▶ **Given passage**
###
U. S. Census Bureau Definition

The first definition developed by the Census Bureau identifies two types of urban areas:

  • Urbanized Areas (UAs) of 50,000 or more people;
  • Urban Clusters (UCs) of at least 2,500 and less than 50,000 people.

The Census does not actually define “rural.” “Rural” encompasses all population, housing, and territory not included within an urban area.  Whatever is not urban is considered rural.

The Census recognizes that "densely settled communities outside the boundaries of large incorporated municipalities were just as ''urban'' as the densely settled population inside those boundaries." Their definition does not follow city or county boundaries, and so it is sometimes difficult to determine whether a particular area is considered urban or rural. Under this definition, about 21% of the US population in 2000 was considered rural but more than 95% of the land area was classified as rural. In the 2010 Census, 59.5 million people, 19.3% of the population, was rural while more than 95% of the land area is still classified as rural.

Office of Management and Budget Definition

The Office of Management and Budget (OMB) designates counties as Metropolitan, Micropolitan, or Neither. A Metro area contains a core urban area of 50,000 or more population, and a Micro area contains an urban core of at least 10,000 (but less than 50,000) population. All counties that are not part of a Metropolitan Statistical Area (MSA) are considered rural.  Micropolitan counties are considered non-Metropolitan or rural along with all counties that are not classified as either Metro or Micro. Under this definition about 17% of the population in 2000 was considered Non-Metro while 74% of the land area was contained in Non-Metro counties. After the 2010 Census, the Non-Metro counties contained 46.2 million people, about 15% of the total population and covered 72% of the land area of the country. For more information on Metro areas, see: United States Census Bureau Metropolitan and Micropolitan Statistical Areas Main.
###
▶ **Your assignment**
Please set down the text on urban and rural definitions word for word, everything from "The first definition" down to "is considered rural.".

▶ **Data excerpts**
###
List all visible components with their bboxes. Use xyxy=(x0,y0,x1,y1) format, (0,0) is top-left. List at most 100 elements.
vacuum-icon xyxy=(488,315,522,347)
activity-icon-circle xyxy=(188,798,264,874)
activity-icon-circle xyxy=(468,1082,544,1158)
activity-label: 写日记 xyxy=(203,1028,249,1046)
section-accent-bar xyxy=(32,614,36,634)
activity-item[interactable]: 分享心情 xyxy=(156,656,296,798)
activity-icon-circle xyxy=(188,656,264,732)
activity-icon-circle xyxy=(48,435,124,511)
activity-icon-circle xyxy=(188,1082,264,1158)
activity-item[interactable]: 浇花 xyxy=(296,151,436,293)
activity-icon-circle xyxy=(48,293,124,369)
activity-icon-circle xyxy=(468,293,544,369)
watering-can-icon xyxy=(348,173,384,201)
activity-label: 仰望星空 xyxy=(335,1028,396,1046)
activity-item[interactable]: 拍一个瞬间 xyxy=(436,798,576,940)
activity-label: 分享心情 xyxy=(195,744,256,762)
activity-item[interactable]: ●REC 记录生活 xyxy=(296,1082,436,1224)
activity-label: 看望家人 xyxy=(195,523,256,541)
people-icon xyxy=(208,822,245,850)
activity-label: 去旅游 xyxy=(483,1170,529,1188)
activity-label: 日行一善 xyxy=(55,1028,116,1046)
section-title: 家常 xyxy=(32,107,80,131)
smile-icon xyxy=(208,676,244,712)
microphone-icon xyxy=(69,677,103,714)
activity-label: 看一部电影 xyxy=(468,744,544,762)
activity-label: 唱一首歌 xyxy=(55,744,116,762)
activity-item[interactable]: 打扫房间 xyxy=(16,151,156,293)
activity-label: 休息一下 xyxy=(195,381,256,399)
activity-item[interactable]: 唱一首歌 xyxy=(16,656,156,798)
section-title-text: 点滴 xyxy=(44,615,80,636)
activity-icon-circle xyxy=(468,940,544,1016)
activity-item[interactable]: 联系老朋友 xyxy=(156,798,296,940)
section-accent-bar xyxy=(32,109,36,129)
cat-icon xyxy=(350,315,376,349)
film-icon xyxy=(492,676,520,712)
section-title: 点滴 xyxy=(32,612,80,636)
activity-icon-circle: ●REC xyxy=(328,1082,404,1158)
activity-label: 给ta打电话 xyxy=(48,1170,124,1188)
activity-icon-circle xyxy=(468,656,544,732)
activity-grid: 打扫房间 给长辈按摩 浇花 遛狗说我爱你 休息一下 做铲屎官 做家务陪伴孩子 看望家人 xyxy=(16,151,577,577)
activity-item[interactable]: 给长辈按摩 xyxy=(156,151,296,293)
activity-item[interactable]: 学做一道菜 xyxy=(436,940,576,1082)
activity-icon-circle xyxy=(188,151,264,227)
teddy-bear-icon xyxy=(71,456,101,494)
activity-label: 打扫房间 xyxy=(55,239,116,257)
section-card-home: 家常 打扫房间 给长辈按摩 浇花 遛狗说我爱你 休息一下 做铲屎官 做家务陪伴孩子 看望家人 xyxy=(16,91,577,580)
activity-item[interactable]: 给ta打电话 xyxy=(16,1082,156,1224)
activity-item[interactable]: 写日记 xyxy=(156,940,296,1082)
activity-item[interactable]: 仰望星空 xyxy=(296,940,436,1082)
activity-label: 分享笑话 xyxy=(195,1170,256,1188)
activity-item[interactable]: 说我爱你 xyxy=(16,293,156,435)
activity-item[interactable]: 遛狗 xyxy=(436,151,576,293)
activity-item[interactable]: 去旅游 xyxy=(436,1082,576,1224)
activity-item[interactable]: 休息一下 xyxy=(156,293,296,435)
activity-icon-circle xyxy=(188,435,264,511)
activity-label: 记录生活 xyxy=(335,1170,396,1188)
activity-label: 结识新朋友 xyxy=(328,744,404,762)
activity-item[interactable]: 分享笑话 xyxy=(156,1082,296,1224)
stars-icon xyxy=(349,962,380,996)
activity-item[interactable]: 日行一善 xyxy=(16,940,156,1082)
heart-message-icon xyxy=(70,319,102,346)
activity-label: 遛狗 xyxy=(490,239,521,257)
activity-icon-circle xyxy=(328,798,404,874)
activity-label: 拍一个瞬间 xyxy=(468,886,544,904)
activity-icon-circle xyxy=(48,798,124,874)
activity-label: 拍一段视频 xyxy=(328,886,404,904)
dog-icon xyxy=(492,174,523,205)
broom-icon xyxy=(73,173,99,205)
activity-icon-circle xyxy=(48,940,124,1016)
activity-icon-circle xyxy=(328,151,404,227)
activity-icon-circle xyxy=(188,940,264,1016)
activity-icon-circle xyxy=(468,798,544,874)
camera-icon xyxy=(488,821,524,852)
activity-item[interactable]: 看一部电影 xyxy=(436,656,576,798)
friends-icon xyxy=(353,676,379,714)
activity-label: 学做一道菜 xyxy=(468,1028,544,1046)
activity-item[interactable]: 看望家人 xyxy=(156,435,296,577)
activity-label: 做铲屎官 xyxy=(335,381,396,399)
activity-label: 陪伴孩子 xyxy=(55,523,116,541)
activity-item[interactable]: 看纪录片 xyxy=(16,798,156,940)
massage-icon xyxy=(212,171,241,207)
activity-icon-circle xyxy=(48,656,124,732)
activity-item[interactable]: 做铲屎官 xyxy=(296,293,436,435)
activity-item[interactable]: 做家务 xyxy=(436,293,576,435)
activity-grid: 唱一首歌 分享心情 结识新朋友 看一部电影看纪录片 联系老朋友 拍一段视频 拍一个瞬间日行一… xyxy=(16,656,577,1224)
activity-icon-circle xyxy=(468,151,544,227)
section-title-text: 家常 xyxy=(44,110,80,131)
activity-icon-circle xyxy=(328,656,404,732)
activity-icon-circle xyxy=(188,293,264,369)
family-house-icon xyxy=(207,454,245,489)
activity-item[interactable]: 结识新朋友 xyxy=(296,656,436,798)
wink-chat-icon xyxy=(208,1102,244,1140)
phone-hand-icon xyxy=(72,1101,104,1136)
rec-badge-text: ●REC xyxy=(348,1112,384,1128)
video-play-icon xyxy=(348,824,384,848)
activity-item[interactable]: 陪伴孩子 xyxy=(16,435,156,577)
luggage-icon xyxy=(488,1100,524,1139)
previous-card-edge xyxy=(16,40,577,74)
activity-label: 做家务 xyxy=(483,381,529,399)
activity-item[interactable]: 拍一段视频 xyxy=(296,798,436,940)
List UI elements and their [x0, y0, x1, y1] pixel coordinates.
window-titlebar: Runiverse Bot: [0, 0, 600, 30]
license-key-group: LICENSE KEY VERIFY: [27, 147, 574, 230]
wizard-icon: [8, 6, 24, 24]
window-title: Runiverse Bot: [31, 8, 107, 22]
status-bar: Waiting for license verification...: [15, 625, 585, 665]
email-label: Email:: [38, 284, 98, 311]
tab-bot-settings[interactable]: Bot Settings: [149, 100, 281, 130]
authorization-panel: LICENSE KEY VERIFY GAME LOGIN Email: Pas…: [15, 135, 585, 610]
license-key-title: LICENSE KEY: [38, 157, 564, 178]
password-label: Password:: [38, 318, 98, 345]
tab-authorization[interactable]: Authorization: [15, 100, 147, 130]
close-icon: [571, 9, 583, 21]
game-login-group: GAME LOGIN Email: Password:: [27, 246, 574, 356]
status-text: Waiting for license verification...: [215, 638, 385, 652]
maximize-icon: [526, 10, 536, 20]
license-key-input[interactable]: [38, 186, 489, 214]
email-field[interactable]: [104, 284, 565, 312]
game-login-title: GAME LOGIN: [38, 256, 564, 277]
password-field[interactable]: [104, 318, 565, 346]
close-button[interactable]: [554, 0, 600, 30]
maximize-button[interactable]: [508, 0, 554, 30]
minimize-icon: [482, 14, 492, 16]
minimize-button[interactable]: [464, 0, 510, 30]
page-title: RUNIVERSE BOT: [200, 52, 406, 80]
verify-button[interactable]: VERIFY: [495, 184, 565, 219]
###
▶ **Task solution**
The first definition developed by the Census Bureau identifies two types of urban areas:

  • Urbanized Areas (UAs) of 50,000 or more people;
  • Urban Clusters (UCs) of at least 2,500 and less than 50,000 people.

The Census does not actually define “rural.” “Rural” encompasses all population, housing, and territory not included within an urban area.  Whatever is not urban is considered rural.